● PROMPT:
Return the number of lines in which the word "lineage" appears; add nothing else.
## Start RECORD LIST
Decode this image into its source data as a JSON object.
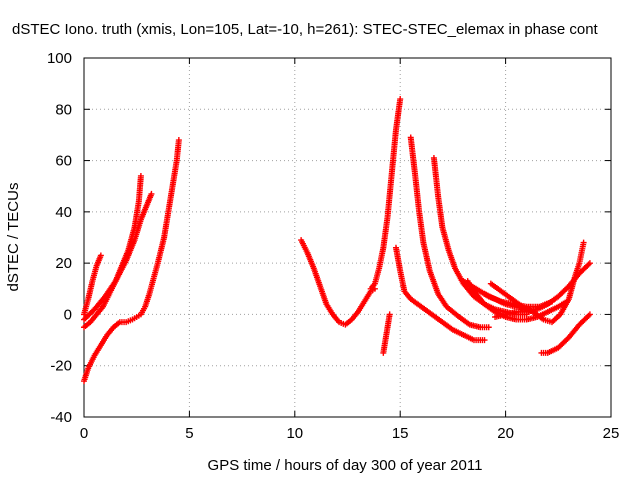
{
  "chart_data": {
    "type": "scatter",
    "title": "dSTEC Iono. truth (xmis, Lon=105, Lat=-10, h=261): STEC-STEC_elemax in phase cont",
    "xlabel": "GPS time / hours of day 300 of year 2011",
    "ylabel": "dSTEC  / TECUs",
    "xlim": [
      0,
      25
    ],
    "ylim": [
      -40,
      100
    ],
    "xticks": [
      "0",
      "5",
      "10",
      "15",
      "20",
      "25"
    ],
    "yticks": [
      "-40",
      "-20",
      "0",
      "20",
      "40",
      "60",
      "80",
      "100"
    ],
    "grid": true,
    "legend": "none",
    "marker": "plus",
    "color": "#ff0000",
    "series": [
      {
        "points": [
          [
            0.0,
            -26
          ],
          [
            0.2,
            -21
          ],
          [
            0.5,
            -16
          ],
          [
            0.8,
            -12
          ],
          [
            1.1,
            -8
          ],
          [
            1.4,
            -5
          ],
          [
            1.7,
            -3
          ],
          [
            2.0,
            -3
          ],
          [
            2.3,
            -2
          ],
          [
            2.5,
            -1
          ],
          [
            2.7,
            0
          ],
          [
            2.9,
            3
          ],
          [
            3.1,
            8
          ],
          [
            3.3,
            14
          ],
          [
            3.5,
            20
          ],
          [
            3.8,
            30
          ],
          [
            4.0,
            40
          ],
          [
            4.2,
            50
          ],
          [
            4.4,
            60
          ],
          [
            4.5,
            68
          ]
        ]
      },
      {
        "points": [
          [
            0.0,
            -5
          ],
          [
            0.3,
            -3
          ],
          [
            0.6,
            0
          ],
          [
            0.9,
            3
          ],
          [
            1.2,
            8
          ],
          [
            1.5,
            13
          ],
          [
            1.8,
            19
          ],
          [
            2.1,
            25
          ],
          [
            2.4,
            34
          ],
          [
            2.6,
            44
          ],
          [
            2.7,
            54
          ]
        ]
      },
      {
        "points": [
          [
            0.0,
            -2
          ],
          [
            0.5,
            2
          ],
          [
            1.0,
            7
          ],
          [
            1.5,
            13
          ],
          [
            2.0,
            21
          ],
          [
            2.4,
            29
          ],
          [
            2.7,
            37
          ],
          [
            3.0,
            43
          ],
          [
            3.2,
            47
          ]
        ]
      },
      {
        "points": [
          [
            0.0,
            0
          ],
          [
            0.2,
            6
          ],
          [
            0.4,
            13
          ],
          [
            0.6,
            19
          ],
          [
            0.8,
            23
          ]
        ]
      },
      {
        "points": [
          [
            10.3,
            29
          ],
          [
            10.6,
            24
          ],
          [
            10.9,
            18
          ],
          [
            11.2,
            11
          ],
          [
            11.5,
            4
          ],
          [
            11.8,
            0
          ],
          [
            12.1,
            -3
          ],
          [
            12.4,
            -4
          ],
          [
            12.7,
            -2
          ],
          [
            13.0,
            1
          ],
          [
            13.3,
            5
          ],
          [
            13.6,
            9
          ],
          [
            13.8,
            10
          ]
        ]
      },
      {
        "points": [
          [
            13.6,
            10
          ],
          [
            13.8,
            12
          ],
          [
            14.0,
            18
          ],
          [
            14.2,
            26
          ],
          [
            14.4,
            38
          ],
          [
            14.6,
            55
          ],
          [
            14.8,
            72
          ],
          [
            15.0,
            84
          ]
        ]
      },
      {
        "points": [
          [
            14.2,
            -15
          ],
          [
            14.3,
            -10
          ],
          [
            14.4,
            -5
          ],
          [
            14.5,
            0
          ]
        ]
      },
      {
        "points": [
          [
            14.8,
            26
          ],
          [
            15.0,
            17
          ],
          [
            15.2,
            9
          ],
          [
            15.5,
            6
          ],
          [
            16.0,
            3
          ],
          [
            16.5,
            0
          ],
          [
            17.0,
            -3
          ],
          [
            17.5,
            -6
          ],
          [
            18.0,
            -8
          ],
          [
            18.5,
            -10
          ],
          [
            19.0,
            -10
          ]
        ]
      },
      {
        "points": [
          [
            15.5,
            69
          ],
          [
            15.7,
            55
          ],
          [
            15.9,
            40
          ],
          [
            16.1,
            28
          ],
          [
            16.4,
            17
          ],
          [
            16.8,
            8
          ],
          [
            17.2,
            3
          ],
          [
            17.8,
            -1
          ],
          [
            18.3,
            -4
          ],
          [
            18.8,
            -5
          ],
          [
            19.2,
            -5
          ]
        ]
      },
      {
        "points": [
          [
            16.6,
            61
          ],
          [
            16.8,
            46
          ],
          [
            17.0,
            34
          ],
          [
            17.3,
            25
          ],
          [
            17.6,
            18
          ],
          [
            18.0,
            12
          ],
          [
            18.5,
            7
          ],
          [
            19.0,
            4
          ],
          [
            19.5,
            2
          ],
          [
            20.0,
            1
          ],
          [
            20.5,
            0
          ],
          [
            21.0,
            0
          ]
        ]
      },
      {
        "points": [
          [
            18.2,
            13
          ],
          [
            18.5,
            9
          ],
          [
            19.0,
            4
          ],
          [
            19.5,
            1
          ],
          [
            20.0,
            -1
          ],
          [
            20.5,
            -2
          ],
          [
            21.0,
            -2
          ],
          [
            21.5,
            -1
          ],
          [
            22.0,
            1
          ],
          [
            22.5,
            3
          ],
          [
            22.9,
            5
          ]
        ]
      },
      {
        "points": [
          [
            18.0,
            13
          ],
          [
            18.6,
            10
          ],
          [
            19.2,
            7
          ],
          [
            19.8,
            5
          ],
          [
            20.4,
            4
          ],
          [
            21.0,
            3
          ],
          [
            21.6,
            3
          ],
          [
            22.2,
            5
          ]
        ]
      },
      {
        "points": [
          [
            19.3,
            12
          ],
          [
            19.8,
            9
          ],
          [
            20.3,
            6
          ],
          [
            20.8,
            3
          ],
          [
            21.3,
            1
          ],
          [
            21.8,
            -2
          ],
          [
            22.2,
            -3
          ],
          [
            22.6,
            0
          ],
          [
            23.0,
            6
          ],
          [
            23.3,
            15
          ],
          [
            23.5,
            20
          ],
          [
            23.6,
            24
          ],
          [
            23.7,
            28
          ]
        ]
      },
      {
        "points": [
          [
            19.5,
            -1
          ],
          [
            20.0,
            0
          ],
          [
            20.5,
            1
          ],
          [
            21.0,
            1
          ],
          [
            21.5,
            2
          ],
          [
            22.0,
            4
          ],
          [
            22.5,
            7
          ],
          [
            23.0,
            11
          ],
          [
            23.5,
            16
          ],
          [
            24.0,
            20
          ]
        ]
      },
      {
        "points": [
          [
            21.7,
            -15
          ],
          [
            22.0,
            -15
          ],
          [
            22.5,
            -13
          ],
          [
            23.0,
            -9
          ],
          [
            23.5,
            -4
          ],
          [
            24.0,
            0
          ]
        ]
      },
      {
        "points": [
          [
            19.0,
            8
          ],
          [
            19.5,
            6
          ],
          [
            20.0,
            4
          ],
          [
            20.5,
            3
          ],
          [
            21.0,
            2
          ]
        ]
      }
    ]
  }
}
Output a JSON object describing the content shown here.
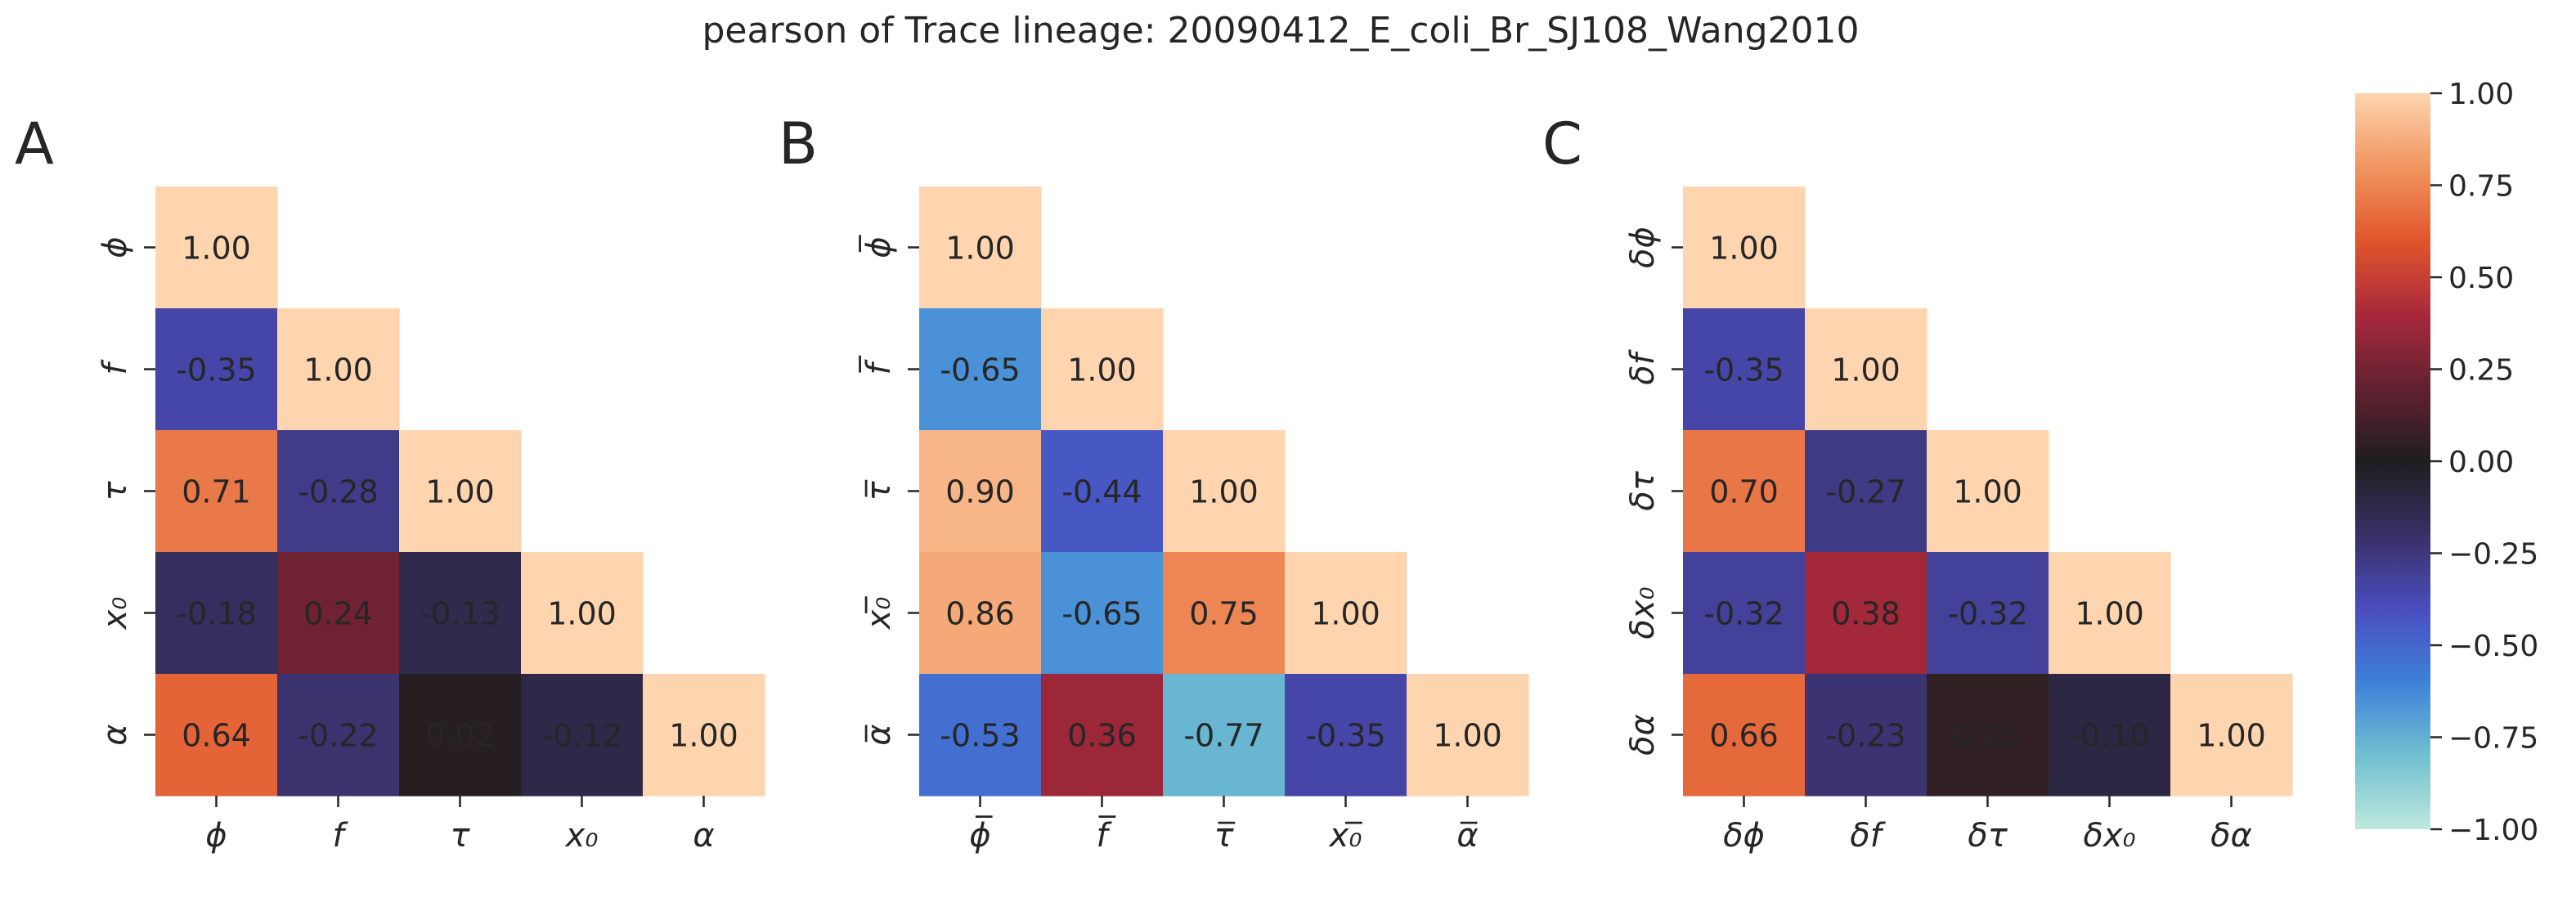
{
  "title": "pearson of Trace lineage: 20090412_E_coli_Br_SJ108_Wang2010",
  "chart_data": {
    "type": "heatmap",
    "title": "pearson of Trace lineage: 20090412_E_coli_Br_SJ108_Wang2010",
    "vmin": -1.0,
    "vmax": 1.0,
    "colormap": "icefire",
    "mask": "upper triangle (lower-triangular including diagonal shown)",
    "colorbar": {
      "ticks": [
        "1.00",
        "0.75",
        "0.50",
        "0.25",
        "0.00",
        "−0.25",
        "−0.50",
        "−0.75",
        "−1.00"
      ]
    },
    "panels": [
      {
        "label": "A",
        "labels": [
          "ϕ",
          "f",
          "τ",
          "x₀",
          "α"
        ],
        "values": [
          [
            1.0,
            null,
            null,
            null,
            null
          ],
          [
            -0.35,
            1.0,
            null,
            null,
            null
          ],
          [
            0.71,
            -0.28,
            1.0,
            null,
            null
          ],
          [
            -0.18,
            0.24,
            -0.13,
            1.0,
            null
          ],
          [
            0.64,
            -0.22,
            0.02,
            -0.12,
            1.0
          ]
        ]
      },
      {
        "label": "B",
        "labels": [
          "ϕ̅",
          "f̅",
          "τ̅",
          "x₀̅",
          "α̅"
        ],
        "values": [
          [
            1.0,
            null,
            null,
            null,
            null
          ],
          [
            -0.65,
            1.0,
            null,
            null,
            null
          ],
          [
            0.9,
            -0.44,
            1.0,
            null,
            null
          ],
          [
            0.86,
            -0.65,
            0.75,
            1.0,
            null
          ],
          [
            -0.53,
            0.36,
            -0.77,
            -0.35,
            1.0
          ]
        ]
      },
      {
        "label": "C",
        "labels": [
          "δϕ",
          "δf",
          "δτ",
          "δx₀",
          "δα"
        ],
        "values": [
          [
            1.0,
            null,
            null,
            null,
            null
          ],
          [
            -0.35,
            1.0,
            null,
            null,
            null
          ],
          [
            0.7,
            -0.27,
            1.0,
            null,
            null
          ],
          [
            -0.32,
            0.38,
            -0.32,
            1.0,
            null
          ],
          [
            0.66,
            -0.23,
            0.05,
            -0.1,
            1.0
          ]
        ]
      }
    ]
  }
}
## End RECORD LIST
● FINISHED TASK:
2